**Work required**. Repeat every record below exactly, omitting any pictures.

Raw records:
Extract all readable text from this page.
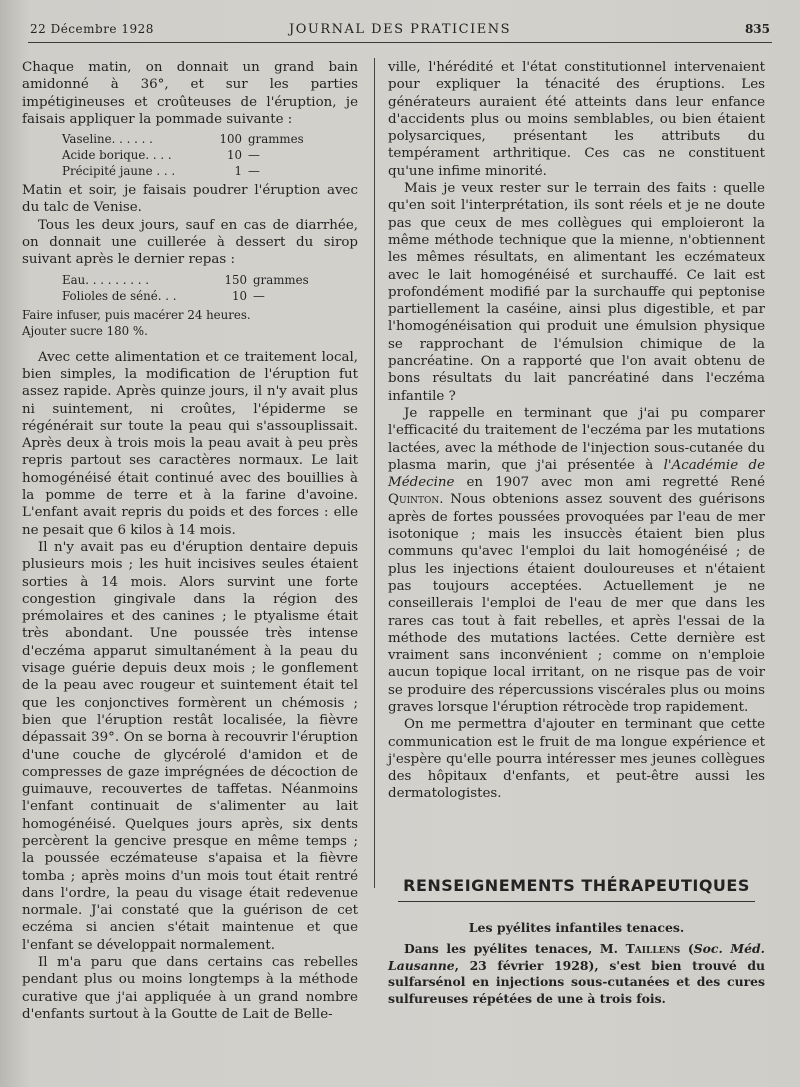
22 Décembre 1928	JOURNAL DES PRATICIENS	835

Chaque matin, on donnait un grand bain amidonné à 36°, et sur les parties impétigineuses et croûteuses de l'éruption, je faisais appliquer la pommade suivante :

Vaseline. . . . . .	100 grammes
Acide borique. . . .	10 —
Précipité jaune . . .	1 —

Matin et soir, je faisais poudrer l'éruption avec du talc de Venise.

Tous les deux jours, sauf en cas de diarrhée, on donnait une cuillerée à dessert du sirop suivant après le dernier repas :

Eau. . . . . . . . .	150 grammes
Folioles de séné. . .	10 —
Faire infuser, puis macérer 24 heures.
Ajouter sucre 180 %.

Avec cette alimentation et ce traitement local, bien simples, la modification de l'éruption fut assez rapide. Après quinze jours, il n'y avait plus ni suintement, ni croûtes, l'épiderme se régénérait sur toute la peau qui s'assouplissait. Après deux à trois mois la peau avait à peu près repris partout ses caractères normaux. Le lait homogénéisé était continué avec des bouillies à la pomme de terre et à la farine d'avoine. L'enfant avait repris du poids et des forces : elle ne pesait que 6 kilos à 14 mois.

Il n'y avait pas eu d'éruption dentaire depuis plusieurs mois ; les huit incisives seules étaient sorties à 14 mois. Alors survint une forte congestion gingivale dans la région des prémolaires et des canines ; le ptyalisme était très abondant. Une poussée très intense d'eczéma apparut simultanément à la peau du visage guérie depuis deux mois ; le gonflement de la peau avec rougeur et suintement était tel que les conjonctives formèrent un chémosis ; bien que l'éruption restât localisée, la fièvre dépassait 39°. On se borna à recouvrir l'éruption d'une couche de glycérolé d'amidon et de compresses de gaze imprégnées de décoction de guimauve, recouvertes de taffetas. Néanmoins l'enfant continuait de s'alimenter au lait homogénéisé. Quelques jours après, six dents percèrent la gencive presque en même temps ; la poussée eczémateuse s'apaisa et la fièvre tomba ; après moins d'un mois tout était rentré dans l'ordre, la peau du visage était redevenue normale. J'ai constaté que la guérison de cet eczéma si ancien s'était maintenue et que l'enfant se développait normalement.

Il m'a paru que dans certains cas rebelles pendant plus ou moins longtemps à la méthode curative que j'ai appliquée à un grand nombre d'enfants surtout à la Goutte de Lait de Belle-

ville, l'hérédité et l'état constitutionnel intervenaient pour expliquer la ténacité des éruptions. Les générateurs auraient été atteints dans leur enfance d'accidents plus ou moins semblables, ou bien étaient polysarciques, présentant les attributs du tempérament arthritique. Ces cas ne constituent qu'une infime minorité.

Mais je veux rester sur le terrain des faits : quelle qu'en soit l'interprétation, ils sont réels et je ne doute pas que ceux de mes collègues qui emploieront la même méthode technique que la mienne, n'obtiennent les mêmes résultats, en alimentant les eczémateux avec le lait homogénéisé et surchauffé. Ce lait est profondément modifié par la surchauffe qui peptonise partiellement la caséine, ainsi plus digestible, et par l'homogénéisation qui produit une émulsion physique se rapprochant de l'émulsion chimique de la pancréatine. On a rapporté que l'on avait obtenu de bons résultats du lait pancréatiné dans l'eczéma infantile ?

Je rappelle en terminant que j'ai pu comparer l'efficacité du traitement de l'eczéma par les mutations lactées, avec la méthode de l'injection sous-cutanée du plasma marin, que j'ai présentée à l'Académie de Médecine en 1907 avec mon ami regretté René Quinton. Nous obtenions assez souvent des guérisons après de fortes poussées provoquées par l'eau de mer isotonique ; mais les insuccès étaient bien plus communs qu'avec l'emploi du lait homogénéisé ; de plus les injections étaient douloureuses et n'étaient pas toujours acceptées. Actuellement je ne conseillerais l'emploi de l'eau de mer que dans les rares cas tout à fait rebelles, et après l'essai de la méthode des mutations lactées. Cette dernière est vraiment sans inconvénient ; comme on n'emploie aucun topique local irritant, on ne risque pas de voir se produire des répercussions viscérales plus ou moins graves lorsque l'éruption rétrocède trop rapidement.

On me permettra d'ajouter en terminant que cette communication est le fruit de ma longue expérience et j'espère qu'elle pourra intéresser mes jeunes collègues des hôpitaux d'enfants, et peut-être aussi les dermatologistes.

RENSEIGNEMENTS THÉRAPEUTIQUES
Les pyélites infantiles tenaces.
Dans les pyélites tenaces, M. Taillens (Soc. Méd. Lausanne, 23 février 1928), s'est bien trouvé du sulfarsénol en injections sous-cutanées et des cures sulfureuses répétées de une à trois fois.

**Response to this task**.
Extract all readable text from this page.
22 Décembre 1928	JOURNAL DES PRATICIENS	835

Chaque matin, on donnait un grand bain amidonné à 36°, et sur les parties impétigineuses et croûteuses de l'éruption, je faisais appliquer la pommade suivante :

Vaseline. . . . . .	100 grammes
Acide borique. . . .	10 —
Précipité jaune . . .	1 —

Matin et soir, je faisais poudrer l'éruption avec du talc de Venise.

Tous les deux jours, sauf en cas de diarrhée, on donnait une cuillerée à dessert du sirop suivant après le dernier repas :

Eau. . . . . . . . .	150 grammes
Folioles de séné. . .	10 —
Faire infuser, puis macérer 24 heures.
Ajouter sucre 180 %.

Avec cette alimentation et ce traitement local, bien simples, la modification de l'éruption fut assez rapide. Après quinze jours, il n'y avait plus ni suintement, ni croûtes, l'épiderme se régénérait sur toute la peau qui s'assouplissait. Après deux à trois mois la peau avait à peu près repris partout ses caractères normaux. Le lait homogénéisé était continué avec des bouillies à la pomme de terre et à la farine d'avoine. L'enfant avait repris du poids et des forces : elle ne pesait que 6 kilos à 14 mois.

Il n'y avait pas eu d'éruption dentaire depuis plusieurs mois ; les huit incisives seules étaient sorties à 14 mois. Alors survint une forte congestion gingivale dans la région des prémolaires et des canines ; le ptyalisme était très abondant. Une poussée très intense d'eczéma apparut simultanément à la peau du visage guérie depuis deux mois ; le gonflement de la peau avec rougeur et suintement était tel que les conjonctives formèrent un chémosis ; bien que l'éruption restât localisée, la fièvre dépassait 39°. On se borna à recouvrir l'éruption d'une couche de glycérolé d'amidon et de compresses de gaze imprégnées de décoction de guimauve, recouvertes de taffetas. Néanmoins l'enfant continuait de s'alimenter au lait homogénéisé. Quelques jours après, six dents percèrent la gencive presque en même temps ; la poussée eczémateuse s'apaisa et la fièvre tomba ; après moins d'un mois tout était rentré dans l'ordre, la peau du visage était redevenue normale. J'ai constaté que la guérison de cet eczéma si ancien s'était maintenue et que l'enfant se développait normalement.

Il m'a paru que dans certains cas rebelles pendant plus ou moins longtemps à la méthode curative que j'ai appliquée à un grand nombre d'enfants surtout à la Goutte de Lait de Belle-

ville, l'hérédité et l'état constitutionnel intervenaient pour expliquer la ténacité des éruptions. Les générateurs auraient été atteints dans leur enfance d'accidents plus ou moins semblables, ou bien étaient polysarciques, présentant les attributs du tempérament arthritique. Ces cas ne constituent qu'une infime minorité.

Mais je veux rester sur le terrain des faits : quelle qu'en soit l'interprétation, ils sont réels et je ne doute pas que ceux de mes collègues qui emploieront la même méthode technique que la mienne, n'obtiennent les mêmes résultats, en alimentant les eczémateux avec le lait homogénéisé et surchauffé. Ce lait est profondément modifié par la surchauffe qui peptonise partiellement la caséine, ainsi plus digestible, et par l'homogénéisation qui produit une émulsion physique se rapprochant de l'émulsion chimique de la pancréatine. On a rapporté que l'on avait obtenu de bons résultats du lait pancréatiné dans l'eczéma infantile ?

Je rappelle en terminant que j'ai pu comparer l'efficacité du traitement de l'eczéma par les mutations lactées, avec la méthode de l'injection sous-cutanée du plasma marin, que j'ai présentée à l'Académie de Médecine en 1907 avec mon ami regretté René Quinton. Nous obtenions assez souvent des guérisons après de fortes poussées provoquées par l'eau de mer isotonique ; mais les insuccès étaient bien plus communs qu'avec l'emploi du lait homogénéisé ; de plus les injections étaient douloureuses et n'étaient pas toujours acceptées. Actuellement je ne conseillerais l'emploi de l'eau de mer que dans les rares cas tout à fait rebelles, et après l'essai de la méthode des mutations lactées. Cette dernière est vraiment sans inconvénient ; comme on n'emploie aucun topique local irritant, on ne risque pas de voir se produire des répercussions viscérales plus ou moins graves lorsque l'éruption rétrocède trop rapidement.

On me permettra d'ajouter en terminant que cette communication est le fruit de ma longue expérience et j'espère qu'elle pourra intéresser mes jeunes collègues des hôpitaux d'enfants, et peut-être aussi les dermatologistes.

RENSEIGNEMENTS THÉRAPEUTIQUES
Les pyélites infantiles tenaces.
Dans les pyélites tenaces, M. Taillens (Soc. Méd. Lausanne, 23 février 1928), s'est bien trouvé du sulfarsénol en injections sous-cutanées et des cures sulfureuses répétées de une à trois fois.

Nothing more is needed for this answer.